■ ZADANIE: Ujmij wyłącznie rekordy zawarte między wierszem z „Patent image size: (612, 816).” a wierszem z „The balancing force arrow F is at (465, 123).”, włącznie, w postaci dwukolumnowego pliku CSV z kolumnami tekst i odpowiedź. Każdy rekord umieść w osobnym wierszu, a jego tekst i odpowiedź w pojedynczych polach ujętych w cudzysłów, z podziałami wierszy zamienionymi na spacje.
★ ★ ★ ★ ★ ★ ★
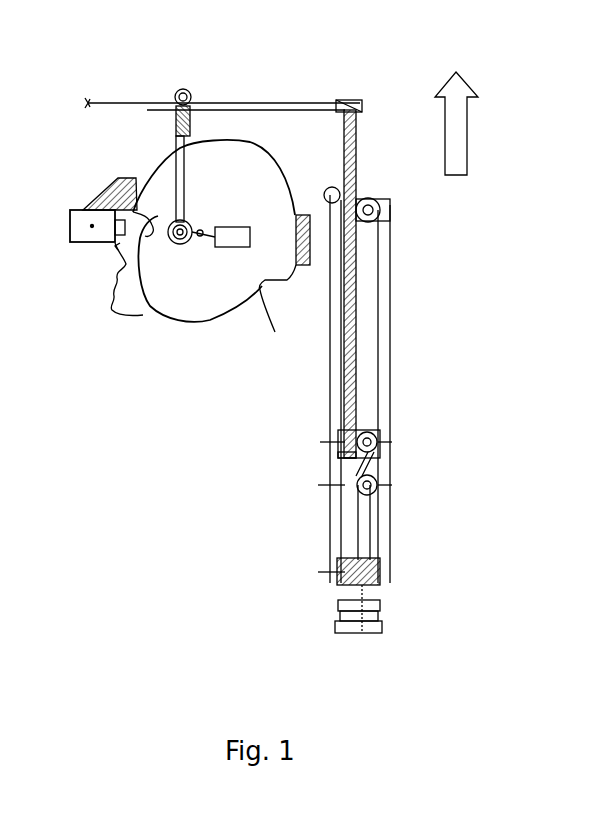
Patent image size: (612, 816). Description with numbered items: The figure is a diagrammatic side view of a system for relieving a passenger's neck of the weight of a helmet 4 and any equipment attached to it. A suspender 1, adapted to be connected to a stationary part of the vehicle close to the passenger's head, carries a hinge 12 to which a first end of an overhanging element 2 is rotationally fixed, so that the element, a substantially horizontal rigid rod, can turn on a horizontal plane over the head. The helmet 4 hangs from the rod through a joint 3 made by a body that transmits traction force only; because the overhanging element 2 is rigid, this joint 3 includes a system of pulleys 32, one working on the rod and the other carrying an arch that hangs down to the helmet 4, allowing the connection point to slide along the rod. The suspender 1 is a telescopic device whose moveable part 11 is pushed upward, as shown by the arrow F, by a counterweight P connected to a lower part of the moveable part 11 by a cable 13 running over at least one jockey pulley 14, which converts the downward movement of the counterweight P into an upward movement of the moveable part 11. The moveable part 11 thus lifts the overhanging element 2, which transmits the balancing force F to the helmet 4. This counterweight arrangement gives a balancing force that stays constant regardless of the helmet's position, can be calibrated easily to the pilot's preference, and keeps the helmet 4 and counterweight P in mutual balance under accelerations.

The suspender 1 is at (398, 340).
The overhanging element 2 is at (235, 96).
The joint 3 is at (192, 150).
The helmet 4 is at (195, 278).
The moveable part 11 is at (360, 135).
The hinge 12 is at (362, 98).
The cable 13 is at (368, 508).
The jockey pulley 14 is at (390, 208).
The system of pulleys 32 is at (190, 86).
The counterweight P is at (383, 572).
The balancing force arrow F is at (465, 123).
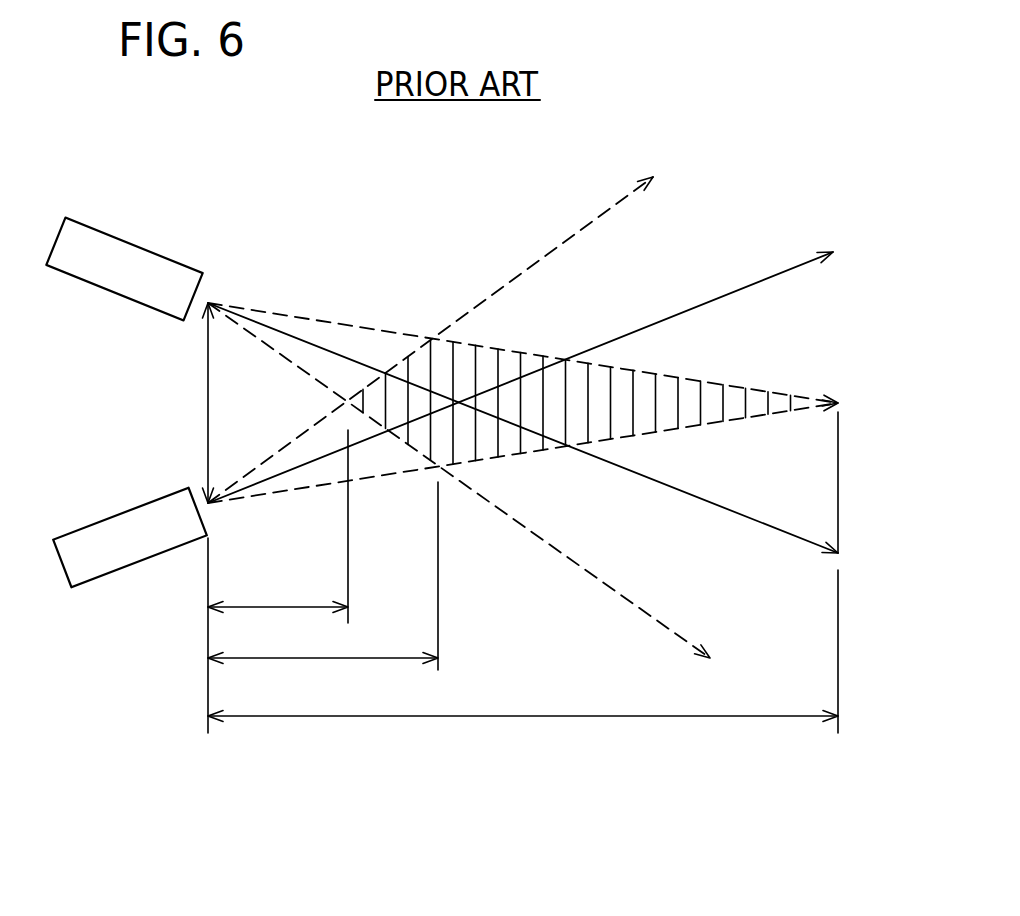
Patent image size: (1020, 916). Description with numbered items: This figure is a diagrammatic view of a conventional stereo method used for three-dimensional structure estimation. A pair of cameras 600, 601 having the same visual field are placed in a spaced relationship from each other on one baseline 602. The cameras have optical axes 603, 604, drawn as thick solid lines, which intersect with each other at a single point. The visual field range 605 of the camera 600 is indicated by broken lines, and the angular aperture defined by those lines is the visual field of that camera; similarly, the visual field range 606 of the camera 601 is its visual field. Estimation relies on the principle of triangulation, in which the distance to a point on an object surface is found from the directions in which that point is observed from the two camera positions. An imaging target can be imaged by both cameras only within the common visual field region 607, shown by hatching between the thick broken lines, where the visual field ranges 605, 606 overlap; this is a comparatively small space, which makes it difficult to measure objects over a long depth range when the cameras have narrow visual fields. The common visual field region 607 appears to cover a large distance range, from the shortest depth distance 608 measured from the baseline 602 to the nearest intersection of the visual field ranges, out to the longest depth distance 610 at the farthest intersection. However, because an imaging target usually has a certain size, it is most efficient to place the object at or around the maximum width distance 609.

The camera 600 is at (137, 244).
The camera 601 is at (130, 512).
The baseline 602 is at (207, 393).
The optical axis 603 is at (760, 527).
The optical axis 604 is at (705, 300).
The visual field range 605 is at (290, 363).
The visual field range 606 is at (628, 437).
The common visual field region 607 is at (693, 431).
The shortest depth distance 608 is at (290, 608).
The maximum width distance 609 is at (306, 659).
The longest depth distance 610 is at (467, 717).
★ ★ ★ ★ ★ ★ ★
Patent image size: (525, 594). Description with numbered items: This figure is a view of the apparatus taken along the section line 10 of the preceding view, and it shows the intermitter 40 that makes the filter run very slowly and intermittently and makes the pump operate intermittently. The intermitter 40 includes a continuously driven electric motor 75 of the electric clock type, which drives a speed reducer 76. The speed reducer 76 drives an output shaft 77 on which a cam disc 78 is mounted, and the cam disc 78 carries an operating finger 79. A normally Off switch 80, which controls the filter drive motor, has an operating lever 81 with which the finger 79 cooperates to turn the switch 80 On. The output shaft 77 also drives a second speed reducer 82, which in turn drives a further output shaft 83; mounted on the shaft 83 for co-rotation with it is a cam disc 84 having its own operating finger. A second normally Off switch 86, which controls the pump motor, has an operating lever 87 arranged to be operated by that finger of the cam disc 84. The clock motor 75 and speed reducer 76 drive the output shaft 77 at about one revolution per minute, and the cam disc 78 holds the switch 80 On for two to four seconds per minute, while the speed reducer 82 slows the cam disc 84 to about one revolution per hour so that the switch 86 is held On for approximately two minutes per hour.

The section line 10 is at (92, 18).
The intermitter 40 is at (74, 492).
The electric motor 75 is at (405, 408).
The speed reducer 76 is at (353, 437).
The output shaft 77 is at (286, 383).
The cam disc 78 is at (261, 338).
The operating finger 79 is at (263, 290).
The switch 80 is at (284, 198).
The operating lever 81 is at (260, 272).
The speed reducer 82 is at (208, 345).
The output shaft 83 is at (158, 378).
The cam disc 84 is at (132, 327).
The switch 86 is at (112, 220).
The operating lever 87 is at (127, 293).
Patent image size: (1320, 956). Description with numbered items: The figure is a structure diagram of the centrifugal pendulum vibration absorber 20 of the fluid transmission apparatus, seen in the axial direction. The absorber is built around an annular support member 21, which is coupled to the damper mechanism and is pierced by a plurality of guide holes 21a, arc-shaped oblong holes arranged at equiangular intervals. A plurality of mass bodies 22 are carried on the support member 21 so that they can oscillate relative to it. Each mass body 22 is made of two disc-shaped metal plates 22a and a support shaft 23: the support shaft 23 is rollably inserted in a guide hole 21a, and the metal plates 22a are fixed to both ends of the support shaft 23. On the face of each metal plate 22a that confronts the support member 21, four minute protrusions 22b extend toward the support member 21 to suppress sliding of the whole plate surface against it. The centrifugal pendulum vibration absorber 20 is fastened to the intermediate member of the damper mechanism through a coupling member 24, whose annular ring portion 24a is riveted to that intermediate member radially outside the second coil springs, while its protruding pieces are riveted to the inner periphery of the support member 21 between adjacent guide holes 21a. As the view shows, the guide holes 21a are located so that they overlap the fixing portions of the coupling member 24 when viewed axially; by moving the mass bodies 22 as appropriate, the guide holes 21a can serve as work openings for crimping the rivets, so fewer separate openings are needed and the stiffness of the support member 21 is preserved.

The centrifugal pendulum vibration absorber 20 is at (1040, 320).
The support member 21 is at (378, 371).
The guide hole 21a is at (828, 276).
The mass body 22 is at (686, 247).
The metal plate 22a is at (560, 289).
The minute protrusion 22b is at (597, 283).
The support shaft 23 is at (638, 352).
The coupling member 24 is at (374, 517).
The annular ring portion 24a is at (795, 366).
★ ★ ★ ★ ★ ★ ★
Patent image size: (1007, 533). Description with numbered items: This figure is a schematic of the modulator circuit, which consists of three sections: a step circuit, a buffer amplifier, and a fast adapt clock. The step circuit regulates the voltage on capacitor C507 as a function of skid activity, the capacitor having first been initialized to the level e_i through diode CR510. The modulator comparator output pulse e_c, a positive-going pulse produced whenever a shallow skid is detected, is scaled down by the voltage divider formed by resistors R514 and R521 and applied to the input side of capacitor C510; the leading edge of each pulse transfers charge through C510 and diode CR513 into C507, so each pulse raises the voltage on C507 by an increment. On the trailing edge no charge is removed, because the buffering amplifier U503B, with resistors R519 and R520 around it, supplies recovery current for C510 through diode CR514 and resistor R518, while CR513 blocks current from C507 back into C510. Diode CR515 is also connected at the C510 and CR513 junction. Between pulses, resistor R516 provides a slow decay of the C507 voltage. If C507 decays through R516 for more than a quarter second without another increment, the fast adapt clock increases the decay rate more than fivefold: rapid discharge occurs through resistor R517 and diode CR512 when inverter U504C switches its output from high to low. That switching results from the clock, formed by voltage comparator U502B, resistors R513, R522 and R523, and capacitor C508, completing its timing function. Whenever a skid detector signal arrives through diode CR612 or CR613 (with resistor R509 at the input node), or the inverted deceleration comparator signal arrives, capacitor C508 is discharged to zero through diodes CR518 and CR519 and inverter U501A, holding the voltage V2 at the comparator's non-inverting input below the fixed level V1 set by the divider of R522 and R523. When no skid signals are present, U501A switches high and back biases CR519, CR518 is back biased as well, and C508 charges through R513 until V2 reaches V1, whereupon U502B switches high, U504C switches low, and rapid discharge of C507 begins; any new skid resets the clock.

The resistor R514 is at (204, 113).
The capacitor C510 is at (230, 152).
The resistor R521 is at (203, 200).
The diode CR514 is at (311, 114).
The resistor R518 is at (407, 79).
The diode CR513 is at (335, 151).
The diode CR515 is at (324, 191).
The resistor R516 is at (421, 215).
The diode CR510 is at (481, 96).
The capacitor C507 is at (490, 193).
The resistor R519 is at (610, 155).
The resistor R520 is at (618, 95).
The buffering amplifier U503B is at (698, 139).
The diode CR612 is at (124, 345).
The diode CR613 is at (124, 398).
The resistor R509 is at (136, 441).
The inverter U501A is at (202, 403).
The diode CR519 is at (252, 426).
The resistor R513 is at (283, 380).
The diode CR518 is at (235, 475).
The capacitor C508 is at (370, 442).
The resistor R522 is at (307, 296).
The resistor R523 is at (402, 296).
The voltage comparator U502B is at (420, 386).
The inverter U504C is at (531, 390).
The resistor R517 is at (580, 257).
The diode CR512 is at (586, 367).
★ ★ ★ ★ ★ ★ ★
■ ODPOWIEDŹ PONIŻEJ:
tekst,odpowiedź
"Patent image size: (612, 816). Description with numbered items: The figure is a diagrammatic side view of a system for relieving a passenger's neck of the weight of a helmet 4 and any equipment attached to it. A suspender 1, adapted to be connected to a stationary part of the vehicle close to the passenger's head, carries a hinge 12 to which a first end of an overhanging element 2 is rotationally fixed, so that the element, a substantially horizontal rigid rod, can turn on a horizontal plane over the head. The helmet 4 hangs from the rod through a joint 3 made by a body that transmits traction force only; because the overhanging element 2 is rigid, this joint 3 includes a system of pulleys 32, one working on the rod and the other carrying an arch that hangs down to the helmet 4, allowing the connection point to slide along the rod. The suspender 1 is a telescopic device whose moveable part 11 is pushed upward, as shown by the arrow F, by a counterweight P connected to a lower part of the moveable part 11 by a cable 13 running over at least one jockey pulley 14, which converts the downward movement of the counterweight P into an upward movement of the moveable part 11. The moveable part 11 thus lifts the overhanging element 2, which transmits the balancing force F to the helmet 4. This counterweight arrangement gives a balancing force that stays constant regardless of the helmet's position, can be calibrated easily to the pilot's preference, and keeps the helmet 4 and counterweight P in mutual balance under accelerations.","The suspender 1 is at (398, 340). The overhanging element 2 is at (235, 96). The joint 3 is at (192, 150). The helmet 4 is at (195, 278). The moveable part 11 is at (360, 135). The hinge 12 is at (362, 98). The cable 13 is at (368, 508). The jockey pulley 14 is at (390, 208). The system of pulleys 32 is at (190, 86). The counterweight P is at (383, 572). The balancing force arrow F is at (465, 123)."